-- Start AVAILABLE RECORDS --

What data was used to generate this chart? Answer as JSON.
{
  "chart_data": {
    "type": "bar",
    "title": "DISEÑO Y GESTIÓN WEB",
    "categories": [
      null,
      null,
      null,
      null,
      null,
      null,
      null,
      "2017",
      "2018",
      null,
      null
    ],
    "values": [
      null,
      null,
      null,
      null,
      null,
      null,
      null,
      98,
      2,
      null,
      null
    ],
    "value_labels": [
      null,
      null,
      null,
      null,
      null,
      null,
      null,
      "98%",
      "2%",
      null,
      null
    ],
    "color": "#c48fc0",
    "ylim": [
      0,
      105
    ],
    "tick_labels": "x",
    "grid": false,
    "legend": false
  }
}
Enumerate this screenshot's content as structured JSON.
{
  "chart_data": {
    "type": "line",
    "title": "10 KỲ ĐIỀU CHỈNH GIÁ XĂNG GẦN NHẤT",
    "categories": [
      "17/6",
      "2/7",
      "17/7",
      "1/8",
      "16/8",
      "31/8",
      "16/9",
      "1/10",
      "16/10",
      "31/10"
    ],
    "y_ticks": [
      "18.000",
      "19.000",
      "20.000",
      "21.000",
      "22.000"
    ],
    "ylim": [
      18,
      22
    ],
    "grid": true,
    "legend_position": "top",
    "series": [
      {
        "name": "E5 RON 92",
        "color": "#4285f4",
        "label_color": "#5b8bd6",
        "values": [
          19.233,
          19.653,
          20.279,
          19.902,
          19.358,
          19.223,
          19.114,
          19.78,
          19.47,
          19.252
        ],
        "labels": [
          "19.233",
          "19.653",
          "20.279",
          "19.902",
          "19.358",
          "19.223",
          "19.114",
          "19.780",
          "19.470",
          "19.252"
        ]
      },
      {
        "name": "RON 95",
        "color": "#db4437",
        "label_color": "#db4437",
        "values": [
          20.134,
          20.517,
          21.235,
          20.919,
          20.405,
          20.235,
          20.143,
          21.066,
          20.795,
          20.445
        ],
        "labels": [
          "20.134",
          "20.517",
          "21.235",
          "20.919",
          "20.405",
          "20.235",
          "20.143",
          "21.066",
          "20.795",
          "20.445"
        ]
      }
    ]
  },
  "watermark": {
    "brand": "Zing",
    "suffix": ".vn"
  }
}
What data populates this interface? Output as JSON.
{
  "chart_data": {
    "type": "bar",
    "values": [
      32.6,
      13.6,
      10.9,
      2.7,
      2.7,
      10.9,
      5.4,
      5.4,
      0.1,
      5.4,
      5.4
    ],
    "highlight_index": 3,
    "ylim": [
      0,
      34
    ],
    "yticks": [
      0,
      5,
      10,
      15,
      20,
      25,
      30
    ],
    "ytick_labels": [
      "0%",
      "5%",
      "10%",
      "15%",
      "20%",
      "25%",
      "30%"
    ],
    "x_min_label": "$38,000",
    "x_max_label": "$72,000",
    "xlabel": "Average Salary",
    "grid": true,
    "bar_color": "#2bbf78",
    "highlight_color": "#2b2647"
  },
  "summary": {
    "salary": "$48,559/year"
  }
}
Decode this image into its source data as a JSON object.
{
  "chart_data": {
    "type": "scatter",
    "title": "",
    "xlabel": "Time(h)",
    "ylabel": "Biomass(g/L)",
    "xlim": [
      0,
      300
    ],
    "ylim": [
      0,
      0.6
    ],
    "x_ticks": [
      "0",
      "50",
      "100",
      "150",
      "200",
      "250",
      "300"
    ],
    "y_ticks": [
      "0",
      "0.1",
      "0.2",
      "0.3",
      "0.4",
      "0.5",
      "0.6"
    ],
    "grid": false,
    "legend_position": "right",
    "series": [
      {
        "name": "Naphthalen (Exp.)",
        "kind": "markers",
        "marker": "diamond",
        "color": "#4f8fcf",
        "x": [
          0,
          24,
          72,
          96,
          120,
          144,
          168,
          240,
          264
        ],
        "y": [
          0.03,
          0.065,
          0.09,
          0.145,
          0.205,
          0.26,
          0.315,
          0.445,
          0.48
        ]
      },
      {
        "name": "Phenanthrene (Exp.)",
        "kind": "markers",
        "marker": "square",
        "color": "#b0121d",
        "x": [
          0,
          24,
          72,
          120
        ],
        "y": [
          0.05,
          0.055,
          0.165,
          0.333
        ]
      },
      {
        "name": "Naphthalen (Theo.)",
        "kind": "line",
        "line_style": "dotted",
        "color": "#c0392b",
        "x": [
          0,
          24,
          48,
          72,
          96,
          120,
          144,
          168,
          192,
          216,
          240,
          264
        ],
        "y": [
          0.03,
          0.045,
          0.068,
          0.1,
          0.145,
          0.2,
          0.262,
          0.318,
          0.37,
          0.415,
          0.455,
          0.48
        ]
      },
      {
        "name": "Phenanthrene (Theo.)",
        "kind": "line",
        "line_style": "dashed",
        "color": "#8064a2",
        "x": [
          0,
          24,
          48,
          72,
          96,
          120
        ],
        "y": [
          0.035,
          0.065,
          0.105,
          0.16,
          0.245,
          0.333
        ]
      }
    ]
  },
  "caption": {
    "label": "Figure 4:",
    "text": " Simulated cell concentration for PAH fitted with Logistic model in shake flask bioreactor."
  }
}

-- End AVAILABLE RECORDS --

## CHALLENGE
Output the whole listing above again, word for word.

## EXPECTED ANSWER
What data was used to generate this chart? Answer as JSON.
{
  "chart_data": {
    "type": "bar",
    "title": "DISEÑO Y GESTIÓN WEB",
    "categories": [
      null,
      null,
      null,
      null,
      null,
      null,
      null,
      "2017",
      "2018",
      null,
      null
    ],
    "values": [
      null,
      null,
      null,
      null,
      null,
      null,
      null,
      98,
      2,
      null,
      null
    ],
    "value_labels": [
      null,
      null,
      null,
      null,
      null,
      null,
      null,
      "98%",
      "2%",
      null,
      null
    ],
    "color": "#c48fc0",
    "ylim": [
      0,
      105
    ],
    "tick_labels": "x",
    "grid": false,
    "legend": false
  }
}
Enumerate this screenshot's content as structured JSON.
{
  "chart_data": {
    "type": "line",
    "title": "10 KỲ ĐIỀU CHỈNH GIÁ XĂNG GẦN NHẤT",
    "categories": [
      "17/6",
      "2/7",
      "17/7",
      "1/8",
      "16/8",
      "31/8",
      "16/9",
      "1/10",
      "16/10",
      "31/10"
    ],
    "y_ticks": [
      "18.000",
      "19.000",
      "20.000",
      "21.000",
      "22.000"
    ],
    "ylim": [
      18,
      22
    ],
    "grid": true,
    "legend_position": "top",
    "series": [
      {
        "name": "E5 RON 92",
        "color": "#4285f4",
        "label_color": "#5b8bd6",
        "values": [
          19.233,
          19.653,
          20.279,
          19.902,
          19.358,
          19.223,
          19.114,
          19.78,
          19.47,
          19.252
        ],
        "labels": [
          "19.233",
          "19.653",
          "20.279",
          "19.902",
          "19.358",
          "19.223",
          "19.114",
          "19.780",
          "19.470",
          "19.252"
        ]
      },
      {
        "name": "RON 95",
        "color": "#db4437",
        "label_color": "#db4437",
        "values": [
          20.134,
          20.517,
          21.235,
          20.919,
          20.405,
          20.235,
          20.143,
          21.066,
          20.795,
          20.445
        ],
        "labels": [
          "20.134",
          "20.517",
          "21.235",
          "20.919",
          "20.405",
          "20.235",
          "20.143",
          "21.066",
          "20.795",
          "20.445"
        ]
      }
    ]
  },
  "watermark": {
    "brand": "Zing",
    "suffix": ".vn"
  }
}
What data populates this interface? Output as JSON.
{
  "chart_data": {
    "type": "bar",
    "values": [
      32.6,
      13.6,
      10.9,
      2.7,
      2.7,
      10.9,
      5.4,
      5.4,
      0.1,
      5.4,
      5.4
    ],
    "highlight_index": 3,
    "ylim": [
      0,
      34
    ],
    "yticks": [
      0,
      5,
      10,
      15,
      20,
      25,
      30
    ],
    "ytick_labels": [
      "0%",
      "5%",
      "10%",
      "15%",
      "20%",
      "25%",
      "30%"
    ],
    "x_min_label": "$38,000",
    "x_max_label": "$72,000",
    "xlabel": "Average Salary",
    "grid": true,
    "bar_color": "#2bbf78",
    "highlight_color": "#2b2647"
  },
  "summary": {
    "salary": "$48,559/year"
  }
}
Decode this image into its source data as a JSON object.
{
  "chart_data": {
    "type": "scatter",
    "title": "",
    "xlabel": "Time(h)",
    "ylabel": "Biomass(g/L)",
    "xlim": [
      0,
      300
    ],
    "ylim": [
      0,
      0.6
    ],
    "x_ticks": [
      "0",
      "50",
      "100",
      "150",
      "200",
      "250",
      "300"
    ],
    "y_ticks": [
      "0",
      "0.1",
      "0.2",
      "0.3",
      "0.4",
      "0.5",
      "0.6"
    ],
    "grid": false,
    "legend_position": "right",
    "series": [
      {
        "name": "Naphthalen (Exp.)",
        "kind": "markers",
        "marker": "diamond",
        "color": "#4f8fcf",
        "x": [
          0,
          24,
          72,
          96,
          120,
          144,
          168,
          240,
          264
        ],
        "y": [
          0.03,
          0.065,
          0.09,
          0.145,
          0.205,
          0.26,
          0.315,
          0.445,
          0.48
        ]
      },
      {
        "name": "Phenanthrene (Exp.)",
        "kind": "markers",
        "marker": "square",
        "color": "#b0121d",
        "x": [
          0,
          24,
          72,
          120
        ],
        "y": [
          0.05,
          0.055,
          0.165,
          0.333
        ]
      },
      {
        "name": "Naphthalen (Theo.)",
        "kind": "line",
        "line_style": "dotted",
        "color": "#c0392b",
        "x": [
          0,
          24,
          48,
          72,
          96,
          120,
          144,
          168,
          192,
          216,
          240,
          264
        ],
        "y": [
          0.03,
          0.045,
          0.068,
          0.1,
          0.145,
          0.2,
          0.262,
          0.318,
          0.37,
          0.415,
          0.455,
          0.48
        ]
      },
      {
        "name": "Phenanthrene (Theo.)",
        "kind": "line",
        "line_style": "dashed",
        "color": "#8064a2",
        "x": [
          0,
          24,
          48,
          72,
          96,
          120
        ],
        "y": [
          0.035,
          0.065,
          0.105,
          0.16,
          0.245,
          0.333
        ]
      }
    ]
  },
  "caption": {
    "label": "Figure 4:",
    "text": " Simulated cell concentration for PAH fitted with Logistic model in shake flask bioreactor."
  }
}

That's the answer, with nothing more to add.